• Work to be completed: Copy out each line that has "suppuration" in it.

• Material supplied:
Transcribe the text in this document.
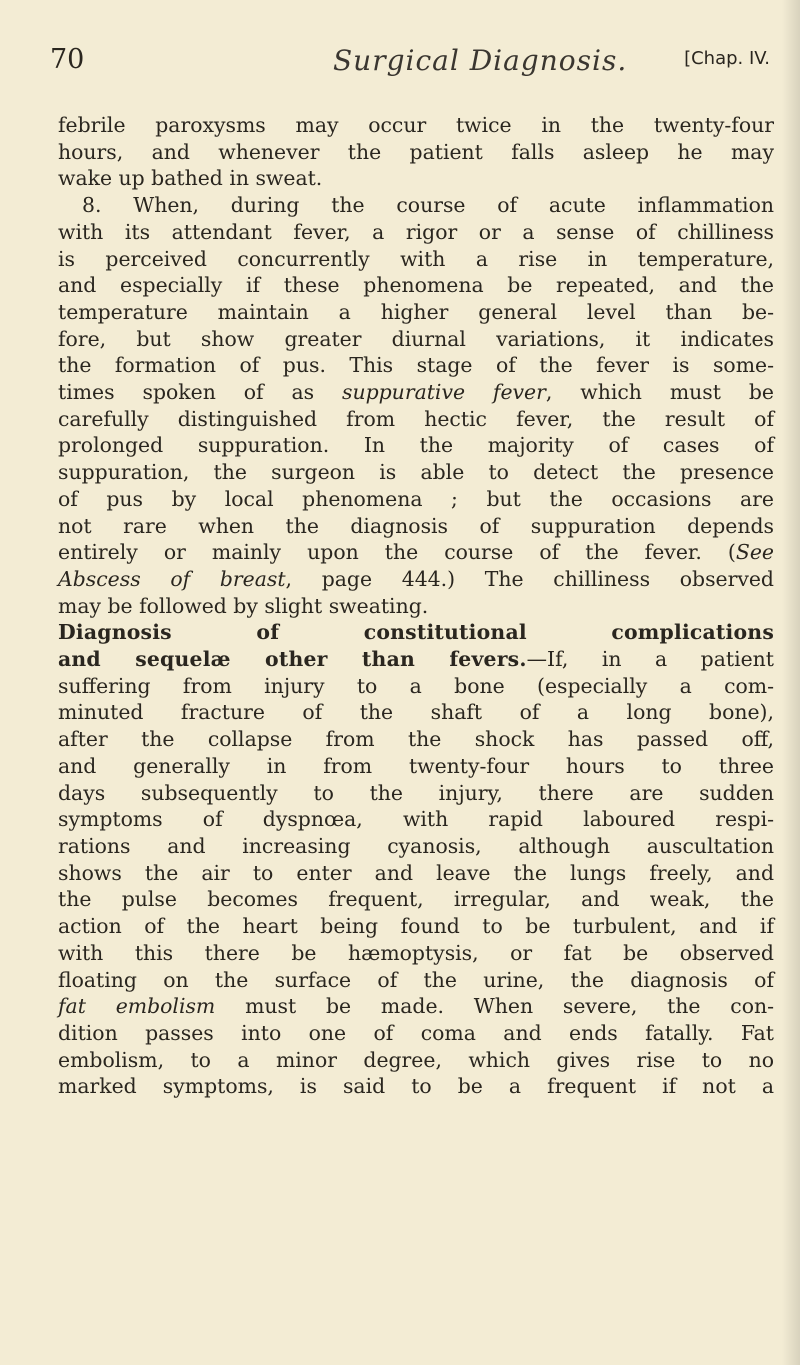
70	Surgical Diagnosis.	[Chap. IV.
febrile paroxysms may occur twice in the twenty-four
hours, and whenever the patient falls asleep he may
wake up bathed in sweat.
8. When, during the course of acute inflammation
with its attendant fever, a rigor or a sense of chilliness
is perceived concurrently with a rise in temperature,
and especially if these phenomena be repeated, and the
temperature maintain a higher general level than be-
fore, but show greater diurnal variations, it indicates
the formation of pus. This stage of the fever is some-
times spoken of as suppurative fever, which must be
carefully distinguished from hectic fever, the result of
prolonged suppuration. In the majority of cases of
suppuration, the surgeon is able to detect the presence
of pus by local phenomena ; but the occasions are
not rare when the diagnosis of suppuration depends
entirely or mainly upon the course of the fever. (See
Abscess of breast, page 444.) The chilliness observed
may be followed by slight sweating.
Diagnosis of constitutional complications
and sequelæ other than fevers.—If, in a patient
suffering from injury to a bone (especially a com-
minuted fracture of the shaft of a long bone),
after the collapse from the shock has passed off,
and generally in from twenty-four hours to three
days subsequently to the injury, there are sudden
symptoms of dyspnœa, with rapid laboured respi-
rations and increasing cyanosis, although auscultation
shows the air to enter and leave the lungs freely, and
the pulse becomes frequent, irregular, and weak, the
action of the heart being found to be turbulent, and if
with this there be hæmoptysis, or fat be observed
floating on the surface of the urine, the diagnosis of
fat embolism must be made. When severe, the con-
dition passes into one of coma and ends fatally. Fat
embolism, to a minor degree, which gives rise to no
marked symptoms, is said to be a frequent if not a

• Expected output:
prolonged suppuration. In the majority of cases of
suppuration, the surgeon is able to detect the presence
not rare when the diagnosis of suppuration depends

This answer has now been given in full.